▶ Extracted records
★ ★ ★ ★ ★ ★ ★

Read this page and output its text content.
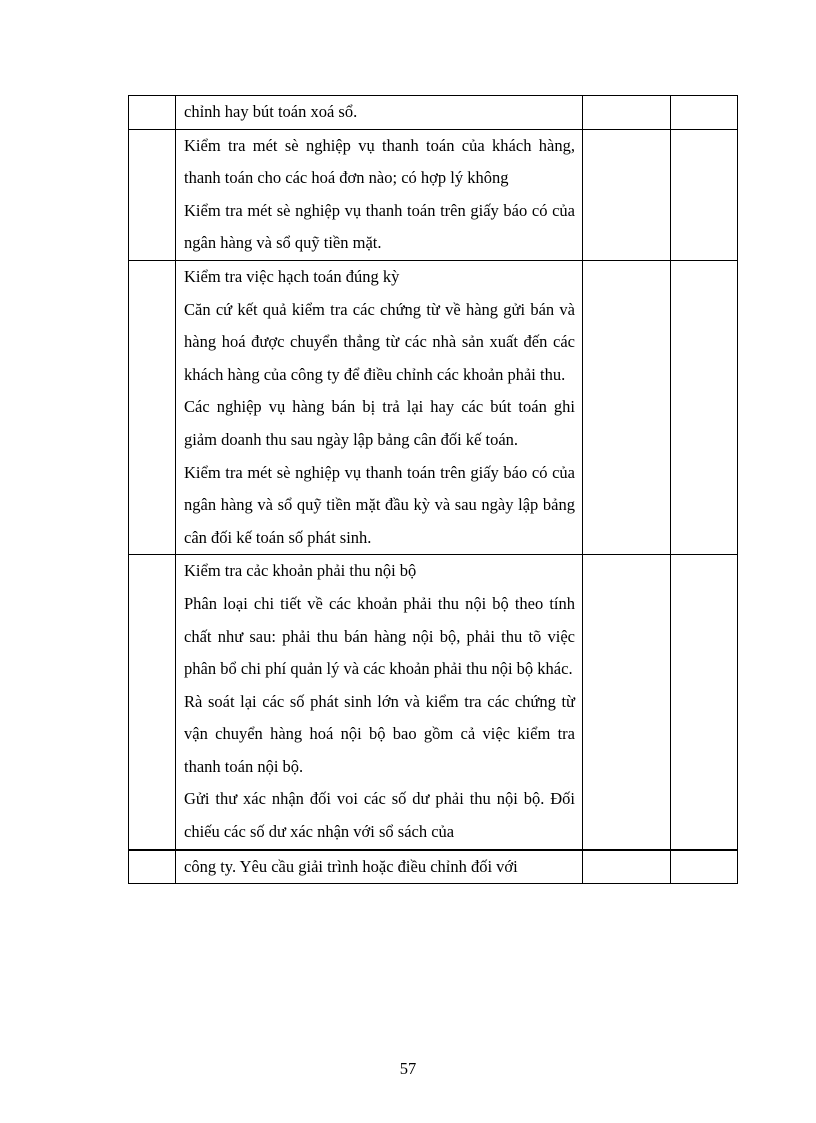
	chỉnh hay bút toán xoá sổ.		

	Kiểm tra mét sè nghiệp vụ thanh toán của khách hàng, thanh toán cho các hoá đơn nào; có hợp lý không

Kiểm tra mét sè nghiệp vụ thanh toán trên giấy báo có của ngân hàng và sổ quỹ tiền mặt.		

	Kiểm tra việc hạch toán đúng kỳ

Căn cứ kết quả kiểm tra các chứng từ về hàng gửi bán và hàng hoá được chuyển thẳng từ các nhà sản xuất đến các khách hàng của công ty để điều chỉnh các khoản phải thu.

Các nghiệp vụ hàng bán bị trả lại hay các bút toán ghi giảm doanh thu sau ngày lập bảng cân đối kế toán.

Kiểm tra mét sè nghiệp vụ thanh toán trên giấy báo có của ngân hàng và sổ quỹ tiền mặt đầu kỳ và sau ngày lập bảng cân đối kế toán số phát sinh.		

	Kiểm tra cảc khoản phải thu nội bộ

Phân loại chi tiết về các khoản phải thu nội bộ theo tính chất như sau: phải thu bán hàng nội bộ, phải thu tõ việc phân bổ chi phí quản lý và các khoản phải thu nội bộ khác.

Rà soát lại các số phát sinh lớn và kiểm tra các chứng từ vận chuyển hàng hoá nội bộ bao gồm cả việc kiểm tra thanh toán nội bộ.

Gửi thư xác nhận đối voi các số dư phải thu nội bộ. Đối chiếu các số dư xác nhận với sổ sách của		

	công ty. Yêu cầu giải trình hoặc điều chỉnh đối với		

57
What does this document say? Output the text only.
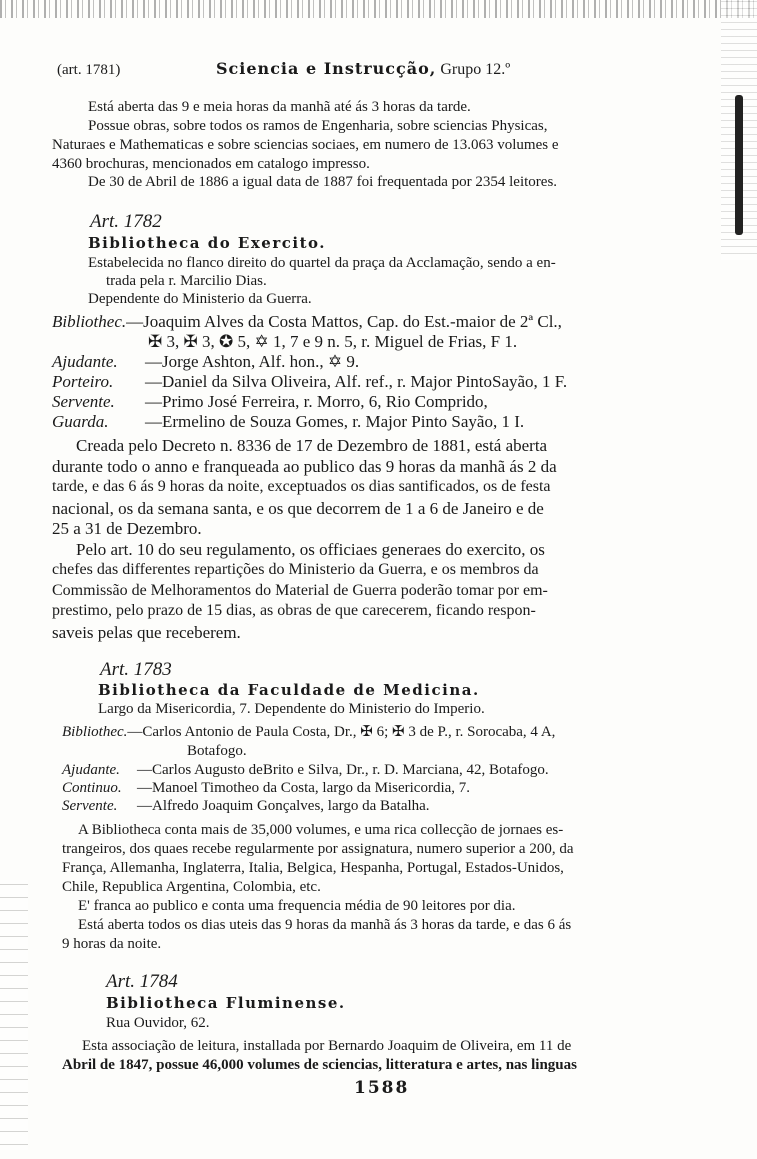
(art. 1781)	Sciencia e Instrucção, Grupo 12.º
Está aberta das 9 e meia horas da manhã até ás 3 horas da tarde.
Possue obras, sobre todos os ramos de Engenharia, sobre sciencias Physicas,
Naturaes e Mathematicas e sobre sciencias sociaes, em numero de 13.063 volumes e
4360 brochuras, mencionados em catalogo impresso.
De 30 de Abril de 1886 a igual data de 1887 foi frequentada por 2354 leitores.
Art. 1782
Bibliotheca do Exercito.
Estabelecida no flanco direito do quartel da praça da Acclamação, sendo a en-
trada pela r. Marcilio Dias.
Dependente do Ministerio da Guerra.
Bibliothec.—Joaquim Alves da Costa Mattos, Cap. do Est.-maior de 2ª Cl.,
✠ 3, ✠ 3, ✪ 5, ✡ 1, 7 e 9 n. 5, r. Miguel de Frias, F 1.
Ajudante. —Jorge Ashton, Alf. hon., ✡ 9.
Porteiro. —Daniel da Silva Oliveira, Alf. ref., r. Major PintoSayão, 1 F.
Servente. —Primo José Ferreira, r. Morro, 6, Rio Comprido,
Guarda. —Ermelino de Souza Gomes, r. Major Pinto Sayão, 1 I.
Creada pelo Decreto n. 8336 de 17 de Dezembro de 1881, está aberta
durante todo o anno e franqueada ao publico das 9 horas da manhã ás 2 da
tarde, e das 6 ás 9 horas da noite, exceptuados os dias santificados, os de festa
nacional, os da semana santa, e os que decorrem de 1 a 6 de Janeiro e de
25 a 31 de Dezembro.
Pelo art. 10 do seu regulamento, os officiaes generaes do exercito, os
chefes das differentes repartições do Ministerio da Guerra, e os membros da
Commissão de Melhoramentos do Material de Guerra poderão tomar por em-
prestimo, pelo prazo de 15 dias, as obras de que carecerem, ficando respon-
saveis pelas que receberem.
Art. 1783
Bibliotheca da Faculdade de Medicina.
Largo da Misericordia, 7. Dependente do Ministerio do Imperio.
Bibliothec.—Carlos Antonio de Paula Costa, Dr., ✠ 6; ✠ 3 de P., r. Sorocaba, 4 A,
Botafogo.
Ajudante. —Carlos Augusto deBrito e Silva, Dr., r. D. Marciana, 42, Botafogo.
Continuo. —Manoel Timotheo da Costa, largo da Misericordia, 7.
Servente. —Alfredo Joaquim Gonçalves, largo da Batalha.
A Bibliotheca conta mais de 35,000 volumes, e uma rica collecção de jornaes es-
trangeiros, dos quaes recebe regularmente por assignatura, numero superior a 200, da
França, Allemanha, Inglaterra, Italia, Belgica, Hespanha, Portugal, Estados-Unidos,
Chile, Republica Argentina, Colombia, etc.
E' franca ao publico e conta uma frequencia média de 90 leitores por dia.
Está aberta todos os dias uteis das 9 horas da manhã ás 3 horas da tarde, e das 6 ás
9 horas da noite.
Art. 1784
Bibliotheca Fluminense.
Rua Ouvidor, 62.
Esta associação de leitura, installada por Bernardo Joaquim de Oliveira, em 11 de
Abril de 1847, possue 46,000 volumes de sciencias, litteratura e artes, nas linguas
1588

★ ★ ★ ★ ★ ★ ★

In the entries above, some lines may contain the string "aberta"; report how many, without additional comment.

▶ Result of the exercise
3